- [THE PROBLEM]: Where the data below has the string "source", return the whole line.

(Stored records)
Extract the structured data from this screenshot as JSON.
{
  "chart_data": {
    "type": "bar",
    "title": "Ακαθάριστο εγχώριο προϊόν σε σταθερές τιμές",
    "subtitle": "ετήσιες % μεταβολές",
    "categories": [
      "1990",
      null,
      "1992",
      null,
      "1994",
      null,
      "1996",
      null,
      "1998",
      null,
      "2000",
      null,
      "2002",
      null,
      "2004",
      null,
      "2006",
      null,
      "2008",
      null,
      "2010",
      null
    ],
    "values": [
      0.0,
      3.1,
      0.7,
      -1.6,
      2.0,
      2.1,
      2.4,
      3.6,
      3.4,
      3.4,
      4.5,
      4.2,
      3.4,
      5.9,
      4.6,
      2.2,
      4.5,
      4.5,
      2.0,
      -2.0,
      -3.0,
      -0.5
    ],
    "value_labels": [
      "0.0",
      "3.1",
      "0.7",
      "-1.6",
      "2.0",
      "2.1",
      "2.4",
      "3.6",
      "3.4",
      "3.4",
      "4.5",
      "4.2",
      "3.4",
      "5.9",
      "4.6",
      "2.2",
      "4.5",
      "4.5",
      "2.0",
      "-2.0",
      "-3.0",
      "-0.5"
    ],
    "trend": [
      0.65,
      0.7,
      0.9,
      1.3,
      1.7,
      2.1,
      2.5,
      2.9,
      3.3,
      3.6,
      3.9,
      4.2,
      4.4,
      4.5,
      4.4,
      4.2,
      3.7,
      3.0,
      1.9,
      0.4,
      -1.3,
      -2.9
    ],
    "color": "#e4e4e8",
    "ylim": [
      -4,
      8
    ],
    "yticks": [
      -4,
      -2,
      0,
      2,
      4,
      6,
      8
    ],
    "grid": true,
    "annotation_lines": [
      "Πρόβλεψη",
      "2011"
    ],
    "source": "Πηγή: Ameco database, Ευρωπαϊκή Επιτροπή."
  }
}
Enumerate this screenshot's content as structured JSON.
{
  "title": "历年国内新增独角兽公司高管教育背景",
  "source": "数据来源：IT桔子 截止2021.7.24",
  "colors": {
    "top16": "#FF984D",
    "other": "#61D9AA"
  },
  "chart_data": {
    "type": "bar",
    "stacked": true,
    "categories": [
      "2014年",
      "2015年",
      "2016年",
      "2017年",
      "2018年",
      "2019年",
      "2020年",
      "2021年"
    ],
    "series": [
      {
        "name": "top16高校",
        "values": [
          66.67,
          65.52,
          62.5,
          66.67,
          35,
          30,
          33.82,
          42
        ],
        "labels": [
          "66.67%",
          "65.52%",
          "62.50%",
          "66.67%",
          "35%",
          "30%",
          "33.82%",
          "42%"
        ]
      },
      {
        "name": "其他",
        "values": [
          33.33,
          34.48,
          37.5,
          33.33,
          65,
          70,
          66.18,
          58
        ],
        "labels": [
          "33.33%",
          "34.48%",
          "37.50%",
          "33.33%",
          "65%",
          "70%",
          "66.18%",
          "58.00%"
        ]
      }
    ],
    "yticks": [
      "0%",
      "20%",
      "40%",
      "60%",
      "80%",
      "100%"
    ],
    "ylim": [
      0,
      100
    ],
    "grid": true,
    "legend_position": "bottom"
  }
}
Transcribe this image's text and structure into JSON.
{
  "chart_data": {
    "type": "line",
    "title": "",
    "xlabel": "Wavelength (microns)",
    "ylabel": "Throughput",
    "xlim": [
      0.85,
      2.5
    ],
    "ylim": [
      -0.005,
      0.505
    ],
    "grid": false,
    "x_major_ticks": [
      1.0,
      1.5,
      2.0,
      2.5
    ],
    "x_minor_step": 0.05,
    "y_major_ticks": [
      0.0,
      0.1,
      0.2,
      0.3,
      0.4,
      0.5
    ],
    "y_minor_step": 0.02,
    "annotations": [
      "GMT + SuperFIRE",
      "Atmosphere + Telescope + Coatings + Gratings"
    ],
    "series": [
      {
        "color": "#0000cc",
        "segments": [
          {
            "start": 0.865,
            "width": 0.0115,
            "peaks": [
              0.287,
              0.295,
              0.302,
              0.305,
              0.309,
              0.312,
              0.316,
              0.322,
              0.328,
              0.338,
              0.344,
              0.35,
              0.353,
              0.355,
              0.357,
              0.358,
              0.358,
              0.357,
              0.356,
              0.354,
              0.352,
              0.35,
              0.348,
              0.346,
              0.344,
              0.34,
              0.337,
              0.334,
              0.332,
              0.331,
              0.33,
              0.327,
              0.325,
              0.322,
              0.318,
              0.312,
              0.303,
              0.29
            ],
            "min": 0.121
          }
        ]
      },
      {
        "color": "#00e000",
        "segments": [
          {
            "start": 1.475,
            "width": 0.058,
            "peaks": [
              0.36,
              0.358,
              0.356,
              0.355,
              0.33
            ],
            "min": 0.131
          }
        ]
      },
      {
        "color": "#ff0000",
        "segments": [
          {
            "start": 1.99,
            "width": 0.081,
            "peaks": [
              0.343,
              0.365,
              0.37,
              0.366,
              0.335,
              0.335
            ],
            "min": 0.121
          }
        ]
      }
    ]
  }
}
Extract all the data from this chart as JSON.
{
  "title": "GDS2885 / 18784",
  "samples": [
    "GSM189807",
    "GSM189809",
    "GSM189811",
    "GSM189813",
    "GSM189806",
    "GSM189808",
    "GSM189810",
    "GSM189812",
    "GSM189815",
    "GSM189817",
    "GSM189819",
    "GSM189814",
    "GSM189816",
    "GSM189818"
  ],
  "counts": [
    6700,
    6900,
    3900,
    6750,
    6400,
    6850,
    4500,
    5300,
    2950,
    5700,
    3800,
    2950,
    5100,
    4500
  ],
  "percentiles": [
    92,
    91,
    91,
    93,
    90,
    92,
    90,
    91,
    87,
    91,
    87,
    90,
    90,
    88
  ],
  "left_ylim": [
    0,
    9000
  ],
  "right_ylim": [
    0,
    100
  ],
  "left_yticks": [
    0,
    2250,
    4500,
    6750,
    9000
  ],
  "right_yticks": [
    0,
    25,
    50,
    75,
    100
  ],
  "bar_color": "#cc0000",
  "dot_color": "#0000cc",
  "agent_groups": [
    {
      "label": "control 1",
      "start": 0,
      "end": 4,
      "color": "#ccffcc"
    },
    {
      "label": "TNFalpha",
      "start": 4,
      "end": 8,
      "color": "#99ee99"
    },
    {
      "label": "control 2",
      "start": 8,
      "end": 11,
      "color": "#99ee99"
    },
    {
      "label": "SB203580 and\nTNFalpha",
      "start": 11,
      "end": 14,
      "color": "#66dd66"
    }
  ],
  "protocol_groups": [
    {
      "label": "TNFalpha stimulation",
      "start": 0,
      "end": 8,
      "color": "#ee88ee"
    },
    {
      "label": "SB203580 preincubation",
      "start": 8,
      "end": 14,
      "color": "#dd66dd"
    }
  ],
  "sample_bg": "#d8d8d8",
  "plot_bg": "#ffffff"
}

- [FINISHED ANSWER]:
    "source": "Πηγή: Ameco database, Ευρωπαϊκή Επιτροπή."
  "source": "数据来源：IT桔子 截止2021.7.24",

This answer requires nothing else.